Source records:
------------------------------------
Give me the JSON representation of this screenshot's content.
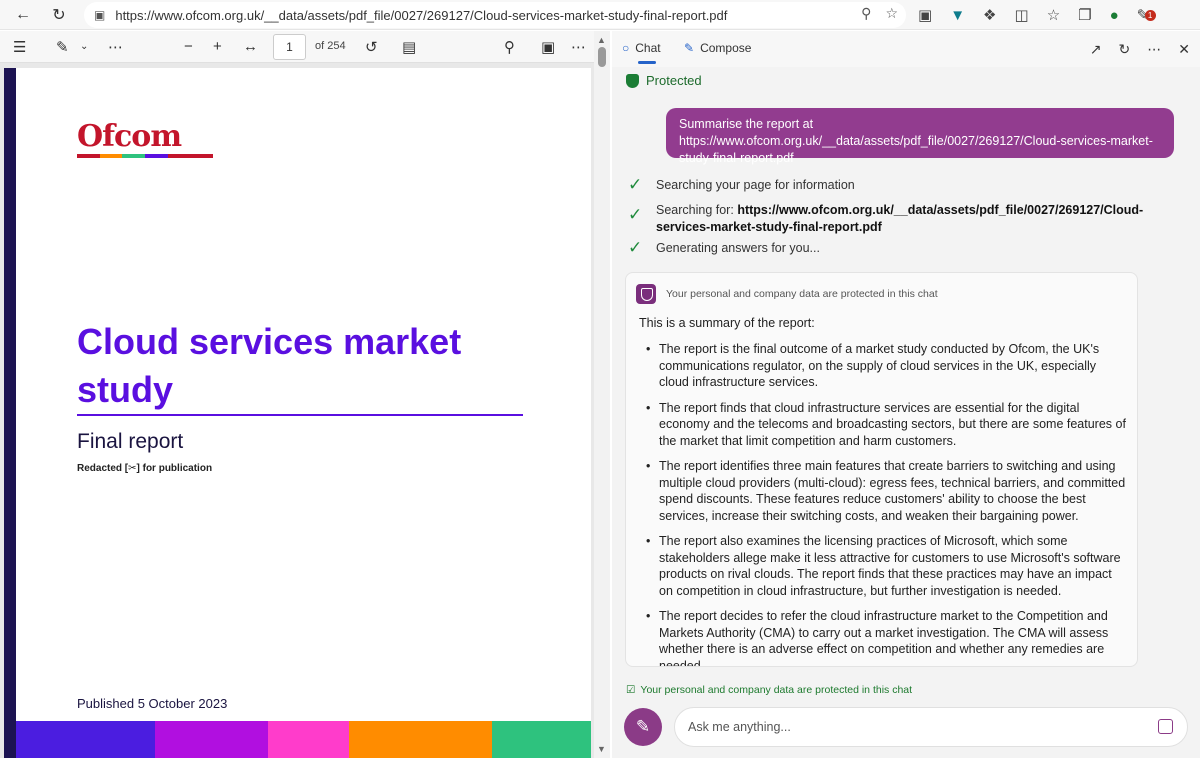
{
  "browser": {
    "url": "https://www.ofcom.org.uk/__data/assets/pdf_file/0027/269127/Cloud-services-market-study-final-report.pdf",
    "icons": [
      "back-icon",
      "refresh-icon",
      "lock-icon",
      "zoom-icon",
      "favorite-icon",
      "camera-icon",
      "extension-icon",
      "puzzle-icon",
      "split-screen-icon",
      "favorites-icon",
      "collections-icon",
      "profile-icon"
    ],
    "notification_badge": "1"
  },
  "pdf_toolbar": {
    "page_number": "1",
    "page_count": "of 254"
  },
  "pdf_page": {
    "logo_text": "Ofcom",
    "title": "Cloud services market study",
    "subtitle": "Final report",
    "redacted": "Redacted [✂] for publication",
    "published": "Published 5 October 2023",
    "stripe_colors": [
      "#4b1de0",
      "#b10fe0",
      "#ff3ccb",
      "#ff8c00",
      "#2ec27e"
    ],
    "logo_bar_colors": [
      "#c3152b",
      "#ff8c00",
      "#2ec27e",
      "#5a0fe0",
      "#c3152b"
    ]
  },
  "pane": {
    "tab_chat": "Chat",
    "tab_compose": "Compose",
    "protected_label": "Protected",
    "user_message": "Summarise the report at https://www.ofcom.org.uk/__data/assets/pdf_file/0027/269127/Cloud-services-market-study-final-report.pdf",
    "step_1": "Searching your page for information",
    "step_2_prefix": "Searching for:",
    "step_2_query": "https://www.ofcom.org.uk/__data/assets/pdf_file/0027/269127/Cloud-services-market-study-final-report.pdf",
    "step_3": "Generating answers for you...",
    "answer_header": "Your personal and company data are protected in this chat",
    "answer_intro": "This is a summary of the report:",
    "bullets": [
      "The report is the final outcome of a market study conducted by Ofcom, the UK's communications regulator, on the supply of cloud services in the UK, especially cloud infrastructure services.",
      "The report finds that cloud infrastructure services are essential for the digital economy and the telecoms and broadcasting sectors, but there are some features of the market that limit competition and harm customers.",
      "The report identifies three main features that create barriers to switching and using multiple cloud providers (multi-cloud): egress fees, technical barriers, and committed spend discounts. These features reduce customers' ability to choose the best services, increase their switching costs, and weaken their bargaining power.",
      "The report also examines the licensing practices of Microsoft, which some stakeholders allege make it less attractive for customers to use Microsoft's software products on rival clouds. The report finds that these practices may have an impact on competition in cloud infrastructure, but further investigation is needed.",
      "The report decides to refer the cloud infrastructure market to the Competition and Markets Authority (CMA) to carry out a market investigation. The CMA will assess whether there is an adverse effect on competition and whether any remedies are needed."
    ],
    "privacy_note": "Your personal and company data are protected in this chat",
    "ask_placeholder": "Ask me anything..."
  }
}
------------------------------------
> _TASK PROMPT_:
Copy every line from the entries that contains the word "Searching".

> _TASK RESPONSE_:
    "step_1": "Searching your page for information",
    "step_2_prefix": "Searching for:",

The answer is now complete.